#### [TASK INSTRUCTIONS]
Each line in the entries below that holds the string "storeDemo" is to be listed.

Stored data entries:

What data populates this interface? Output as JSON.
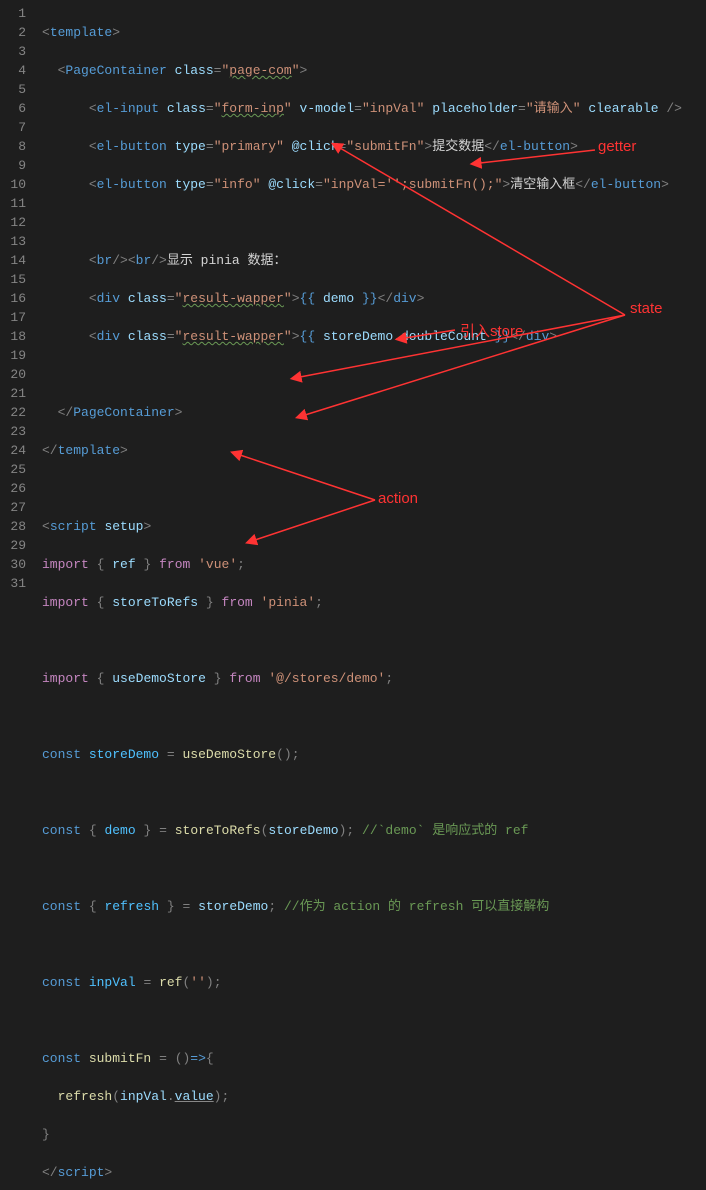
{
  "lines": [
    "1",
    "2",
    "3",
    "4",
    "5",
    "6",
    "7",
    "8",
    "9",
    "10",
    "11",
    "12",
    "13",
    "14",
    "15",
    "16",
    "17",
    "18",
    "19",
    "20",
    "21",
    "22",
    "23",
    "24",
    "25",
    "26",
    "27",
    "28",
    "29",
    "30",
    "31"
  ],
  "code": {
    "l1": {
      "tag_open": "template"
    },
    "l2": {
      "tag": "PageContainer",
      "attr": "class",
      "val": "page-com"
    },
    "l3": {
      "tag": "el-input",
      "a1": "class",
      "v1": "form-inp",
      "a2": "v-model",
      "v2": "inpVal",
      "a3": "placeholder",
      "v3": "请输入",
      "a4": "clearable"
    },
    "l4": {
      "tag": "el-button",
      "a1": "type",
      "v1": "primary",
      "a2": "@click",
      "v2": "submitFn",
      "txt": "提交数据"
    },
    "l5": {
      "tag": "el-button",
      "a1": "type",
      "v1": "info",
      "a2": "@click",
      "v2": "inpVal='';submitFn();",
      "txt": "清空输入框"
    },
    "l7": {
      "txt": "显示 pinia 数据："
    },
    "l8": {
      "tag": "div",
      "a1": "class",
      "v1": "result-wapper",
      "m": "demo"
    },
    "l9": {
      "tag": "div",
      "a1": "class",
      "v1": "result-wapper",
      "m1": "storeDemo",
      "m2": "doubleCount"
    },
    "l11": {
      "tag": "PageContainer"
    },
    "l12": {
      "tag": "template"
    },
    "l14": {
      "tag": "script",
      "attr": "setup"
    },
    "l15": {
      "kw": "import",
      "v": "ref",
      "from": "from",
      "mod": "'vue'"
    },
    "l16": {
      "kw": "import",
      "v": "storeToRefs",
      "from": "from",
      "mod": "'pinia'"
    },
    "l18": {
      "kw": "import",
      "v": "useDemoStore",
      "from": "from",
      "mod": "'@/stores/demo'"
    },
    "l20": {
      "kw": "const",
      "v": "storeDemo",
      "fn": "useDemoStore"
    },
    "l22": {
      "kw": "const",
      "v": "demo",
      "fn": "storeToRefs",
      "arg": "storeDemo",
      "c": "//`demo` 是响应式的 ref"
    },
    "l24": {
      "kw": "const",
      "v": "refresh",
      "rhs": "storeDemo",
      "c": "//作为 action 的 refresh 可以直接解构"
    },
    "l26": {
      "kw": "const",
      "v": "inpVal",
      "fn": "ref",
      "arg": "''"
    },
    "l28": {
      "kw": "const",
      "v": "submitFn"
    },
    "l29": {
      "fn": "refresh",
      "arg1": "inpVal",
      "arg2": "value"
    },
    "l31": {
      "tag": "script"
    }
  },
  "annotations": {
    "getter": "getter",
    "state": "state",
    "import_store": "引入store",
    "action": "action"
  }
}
* * *
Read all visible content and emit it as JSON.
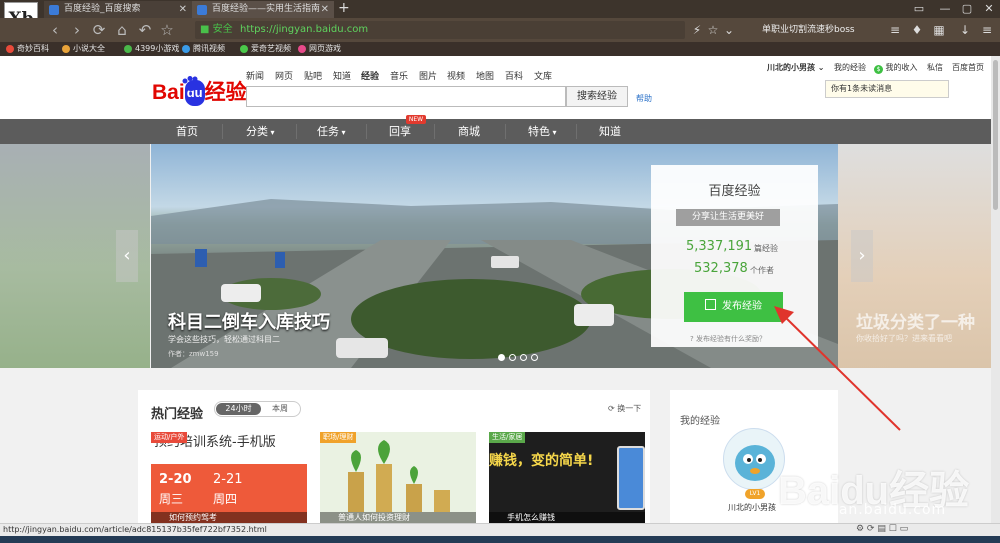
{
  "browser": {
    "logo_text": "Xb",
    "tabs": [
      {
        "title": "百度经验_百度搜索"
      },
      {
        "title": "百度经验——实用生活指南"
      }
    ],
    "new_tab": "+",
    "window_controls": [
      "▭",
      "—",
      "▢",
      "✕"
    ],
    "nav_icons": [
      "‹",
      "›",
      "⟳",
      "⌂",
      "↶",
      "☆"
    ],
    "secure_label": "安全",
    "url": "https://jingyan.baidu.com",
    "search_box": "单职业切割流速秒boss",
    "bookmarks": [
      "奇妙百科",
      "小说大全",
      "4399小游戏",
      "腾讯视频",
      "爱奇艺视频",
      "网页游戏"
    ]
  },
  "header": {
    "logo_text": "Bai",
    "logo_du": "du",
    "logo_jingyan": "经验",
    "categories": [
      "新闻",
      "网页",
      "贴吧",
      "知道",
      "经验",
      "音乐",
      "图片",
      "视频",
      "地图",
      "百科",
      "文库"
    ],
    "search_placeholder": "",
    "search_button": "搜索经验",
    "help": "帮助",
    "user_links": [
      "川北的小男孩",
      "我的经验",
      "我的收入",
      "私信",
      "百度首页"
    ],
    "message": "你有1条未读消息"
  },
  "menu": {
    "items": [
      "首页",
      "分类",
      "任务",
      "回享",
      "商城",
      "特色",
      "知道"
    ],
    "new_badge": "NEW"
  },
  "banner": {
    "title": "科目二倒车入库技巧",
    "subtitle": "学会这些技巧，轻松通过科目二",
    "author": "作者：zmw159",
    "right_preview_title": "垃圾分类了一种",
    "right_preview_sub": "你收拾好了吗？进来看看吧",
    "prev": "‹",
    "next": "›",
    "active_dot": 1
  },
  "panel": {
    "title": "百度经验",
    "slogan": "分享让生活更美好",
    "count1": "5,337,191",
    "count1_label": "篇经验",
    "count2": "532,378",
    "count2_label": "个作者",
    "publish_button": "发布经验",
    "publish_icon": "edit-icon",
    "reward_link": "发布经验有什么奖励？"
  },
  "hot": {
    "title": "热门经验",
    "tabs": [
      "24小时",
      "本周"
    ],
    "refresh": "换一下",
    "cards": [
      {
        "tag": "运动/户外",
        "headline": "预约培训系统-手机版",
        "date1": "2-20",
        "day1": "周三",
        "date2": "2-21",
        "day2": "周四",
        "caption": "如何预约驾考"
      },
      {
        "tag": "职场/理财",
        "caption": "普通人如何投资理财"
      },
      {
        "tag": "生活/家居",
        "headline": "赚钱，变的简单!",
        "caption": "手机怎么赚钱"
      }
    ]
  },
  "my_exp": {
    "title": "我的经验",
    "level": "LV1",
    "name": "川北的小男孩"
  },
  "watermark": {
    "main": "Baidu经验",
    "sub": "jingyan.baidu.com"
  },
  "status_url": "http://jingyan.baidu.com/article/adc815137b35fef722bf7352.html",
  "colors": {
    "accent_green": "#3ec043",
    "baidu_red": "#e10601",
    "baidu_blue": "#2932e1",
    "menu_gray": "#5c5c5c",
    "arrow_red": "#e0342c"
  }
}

#### [RESULT BELOW]
      "m1": "storeDemo",
      "v": "storeDemo",
      "arg": "storeDemo",
      "rhs": "storeDemo",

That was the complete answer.